__Job__
Can you retype every record below exactly as written?

───── Records supplied

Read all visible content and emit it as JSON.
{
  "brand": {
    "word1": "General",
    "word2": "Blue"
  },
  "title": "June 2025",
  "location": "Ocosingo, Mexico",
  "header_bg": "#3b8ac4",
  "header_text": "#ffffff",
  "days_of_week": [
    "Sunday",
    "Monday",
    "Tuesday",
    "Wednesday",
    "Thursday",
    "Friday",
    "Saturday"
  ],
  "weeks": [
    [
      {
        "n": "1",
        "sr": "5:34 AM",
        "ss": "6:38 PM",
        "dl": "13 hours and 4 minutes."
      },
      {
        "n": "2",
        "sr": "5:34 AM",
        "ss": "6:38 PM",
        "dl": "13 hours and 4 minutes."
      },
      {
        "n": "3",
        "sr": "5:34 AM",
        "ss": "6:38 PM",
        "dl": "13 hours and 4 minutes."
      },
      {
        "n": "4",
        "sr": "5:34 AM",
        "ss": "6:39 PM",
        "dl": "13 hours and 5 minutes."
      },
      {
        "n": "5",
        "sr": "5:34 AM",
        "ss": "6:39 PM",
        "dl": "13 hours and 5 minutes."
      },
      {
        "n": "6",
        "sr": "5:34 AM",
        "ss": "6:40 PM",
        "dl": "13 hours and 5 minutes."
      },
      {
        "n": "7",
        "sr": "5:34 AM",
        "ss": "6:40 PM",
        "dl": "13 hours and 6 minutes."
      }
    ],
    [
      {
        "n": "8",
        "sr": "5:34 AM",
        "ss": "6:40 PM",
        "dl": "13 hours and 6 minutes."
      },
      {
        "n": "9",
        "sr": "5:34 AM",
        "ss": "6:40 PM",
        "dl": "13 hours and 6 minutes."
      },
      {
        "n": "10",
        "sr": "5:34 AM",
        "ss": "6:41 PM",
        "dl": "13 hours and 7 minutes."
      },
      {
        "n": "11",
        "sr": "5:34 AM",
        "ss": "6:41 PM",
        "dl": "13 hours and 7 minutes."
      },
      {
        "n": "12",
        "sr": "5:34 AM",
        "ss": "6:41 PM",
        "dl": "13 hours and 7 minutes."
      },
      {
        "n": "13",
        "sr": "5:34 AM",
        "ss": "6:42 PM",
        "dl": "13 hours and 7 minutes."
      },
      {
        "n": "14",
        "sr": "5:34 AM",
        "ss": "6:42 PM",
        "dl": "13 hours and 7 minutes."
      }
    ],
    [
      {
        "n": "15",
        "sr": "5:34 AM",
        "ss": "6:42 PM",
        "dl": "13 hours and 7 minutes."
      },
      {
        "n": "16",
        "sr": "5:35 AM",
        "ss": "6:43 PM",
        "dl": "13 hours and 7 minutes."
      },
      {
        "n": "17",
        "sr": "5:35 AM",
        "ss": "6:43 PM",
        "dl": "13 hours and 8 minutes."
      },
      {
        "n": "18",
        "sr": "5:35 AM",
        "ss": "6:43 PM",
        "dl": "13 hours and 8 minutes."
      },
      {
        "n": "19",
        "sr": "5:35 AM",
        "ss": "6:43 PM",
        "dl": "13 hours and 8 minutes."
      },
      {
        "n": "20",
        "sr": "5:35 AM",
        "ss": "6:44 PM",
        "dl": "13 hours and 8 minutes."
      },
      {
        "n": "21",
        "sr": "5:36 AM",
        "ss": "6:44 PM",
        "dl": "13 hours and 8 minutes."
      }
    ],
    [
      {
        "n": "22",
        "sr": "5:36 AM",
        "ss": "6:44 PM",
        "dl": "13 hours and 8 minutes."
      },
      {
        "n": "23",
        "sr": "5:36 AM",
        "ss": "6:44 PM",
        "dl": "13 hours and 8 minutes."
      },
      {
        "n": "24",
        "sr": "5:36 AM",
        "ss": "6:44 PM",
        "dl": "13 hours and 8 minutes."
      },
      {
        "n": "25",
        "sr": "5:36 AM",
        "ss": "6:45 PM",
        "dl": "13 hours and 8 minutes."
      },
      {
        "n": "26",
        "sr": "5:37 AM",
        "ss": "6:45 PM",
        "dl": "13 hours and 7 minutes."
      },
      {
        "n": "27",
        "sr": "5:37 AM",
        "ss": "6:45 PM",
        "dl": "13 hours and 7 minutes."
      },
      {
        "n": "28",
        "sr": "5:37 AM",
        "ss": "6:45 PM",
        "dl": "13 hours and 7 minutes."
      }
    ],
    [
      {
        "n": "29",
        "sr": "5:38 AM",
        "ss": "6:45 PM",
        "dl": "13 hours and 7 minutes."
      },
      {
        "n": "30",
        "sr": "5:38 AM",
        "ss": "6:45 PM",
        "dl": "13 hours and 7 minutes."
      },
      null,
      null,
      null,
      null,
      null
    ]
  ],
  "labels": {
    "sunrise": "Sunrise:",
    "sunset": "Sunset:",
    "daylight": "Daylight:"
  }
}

──────────

__Finished task__
Read all visible content and emit it as JSON.
{
  "brand": {
    "word1": "General",
    "word2": "Blue"
  },
  "title": "June 2025",
  "location": "Ocosingo, Mexico",
  "header_bg": "#3b8ac4",
  "header_text": "#ffffff",
  "days_of_week": [
    "Sunday",
    "Monday",
    "Tuesday",
    "Wednesday",
    "Thursday",
    "Friday",
    "Saturday"
  ],
  "weeks": [
    [
      {
        "n": "1",
        "sr": "5:34 AM",
        "ss": "6:38 PM",
        "dl": "13 hours and 4 minutes."
      },
      {
        "n": "2",
        "sr": "5:34 AM",
        "ss": "6:38 PM",
        "dl": "13 hours and 4 minutes."
      },
      {
        "n": "3",
        "sr": "5:34 AM",
        "ss": "6:38 PM",
        "dl": "13 hours and 4 minutes."
      },
      {
        "n": "4",
        "sr": "5:34 AM",
        "ss": "6:39 PM",
        "dl": "13 hours and 5 minutes."
      },
      {
        "n": "5",
        "sr": "5:34 AM",
        "ss": "6:39 PM",
        "dl": "13 hours and 5 minutes."
      },
      {
        "n": "6",
        "sr": "5:34 AM",
        "ss": "6:40 PM",
        "dl": "13 hours and 5 minutes."
      },
      {
        "n": "7",
        "sr": "5:34 AM",
        "ss": "6:40 PM",
        "dl": "13 hours and 6 minutes."
      }
    ],
    [
      {
        "n": "8",
        "sr": "5:34 AM",
        "ss": "6:40 PM",
        "dl": "13 hours and 6 minutes."
      },
      {
        "n": "9",
        "sr": "5:34 AM",
        "ss": "6:40 PM",
        "dl": "13 hours and 6 minutes."
      },
      {
        "n": "10",
        "sr": "5:34 AM",
        "ss": "6:41 PM",
        "dl": "13 hours and 7 minutes."
      },
      {
        "n": "11",
        "sr": "5:34 AM",
        "ss": "6:41 PM",
        "dl": "13 hours and 7 minutes."
      },
      {
        "n": "12",
        "sr": "5:34 AM",
        "ss": "6:41 PM",
        "dl": "13 hours and 7 minutes."
      },
      {
        "n": "13",
        "sr": "5:34 AM",
        "ss": "6:42 PM",
        "dl": "13 hours and 7 minutes."
      },
      {
        "n": "14",
        "sr": "5:34 AM",
        "ss": "6:42 PM",
        "dl": "13 hours and 7 minutes."
      }
    ],
    [
      {
        "n": "15",
        "sr": "5:34 AM",
        "ss": "6:42 PM",
        "dl": "13 hours and 7 minutes."
      },
      {
        "n": "16",
        "sr": "5:35 AM",
        "ss": "6:43 PM",
        "dl": "13 hours and 7 minutes."
      },
      {
        "n": "17",
        "sr": "5:35 AM",
        "ss": "6:43 PM",
        "dl": "13 hours and 8 minutes."
      },
      {
        "n": "18",
        "sr": "5:35 AM",
        "ss": "6:43 PM",
        "dl": "13 hours and 8 minutes."
      },
      {
        "n": "19",
        "sr": "5:35 AM",
        "ss": "6:43 PM",
        "dl": "13 hours and 8 minutes."
      },
      {
        "n": "20",
        "sr": "5:35 AM",
        "ss": "6:44 PM",
        "dl": "13 hours and 8 minutes."
      },
      {
        "n": "21",
        "sr": "5:36 AM",
        "ss": "6:44 PM",
        "dl": "13 hours and 8 minutes."
      }
    ],
    [
      {
        "n": "22",
        "sr": "5:36 AM",
        "ss": "6:44 PM",
        "dl": "13 hours and 8 minutes."
      },
      {
        "n": "23",
        "sr": "5:36 AM",
        "ss": "6:44 PM",
        "dl": "13 hours and 8 minutes."
      },
      {
        "n": "24",
        "sr": "5:36 AM",
        "ss": "6:44 PM",
        "dl": "13 hours and 8 minutes."
      },
      {
        "n": "25",
        "sr": "5:36 AM",
        "ss": "6:45 PM",
        "dl": "13 hours and 8 minutes."
      },
      {
        "n": "26",
        "sr": "5:37 AM",
        "ss": "6:45 PM",
        "dl": "13 hours and 7 minutes."
      },
      {
        "n": "27",
        "sr": "5:37 AM",
        "ss": "6:45 PM",
        "dl": "13 hours and 7 minutes."
      },
      {
        "n": "28",
        "sr": "5:37 AM",
        "ss": "6:45 PM",
        "dl": "13 hours and 7 minutes."
      }
    ],
    [
      {
        "n": "29",
        "sr": "5:38 AM",
        "ss": "6:45 PM",
        "dl": "13 hours and 7 minutes."
      },
      {
        "n": "30",
        "sr": "5:38 AM",
        "ss": "6:45 PM",
        "dl": "13 hours and 7 minutes."
      },
      null,
      null,
      null,
      null,
      null
    ]
  ],
  "labels": {
    "sunrise": "Sunrise:",
    "sunset": "Sunset:",
    "daylight": "Daylight:"
  }
}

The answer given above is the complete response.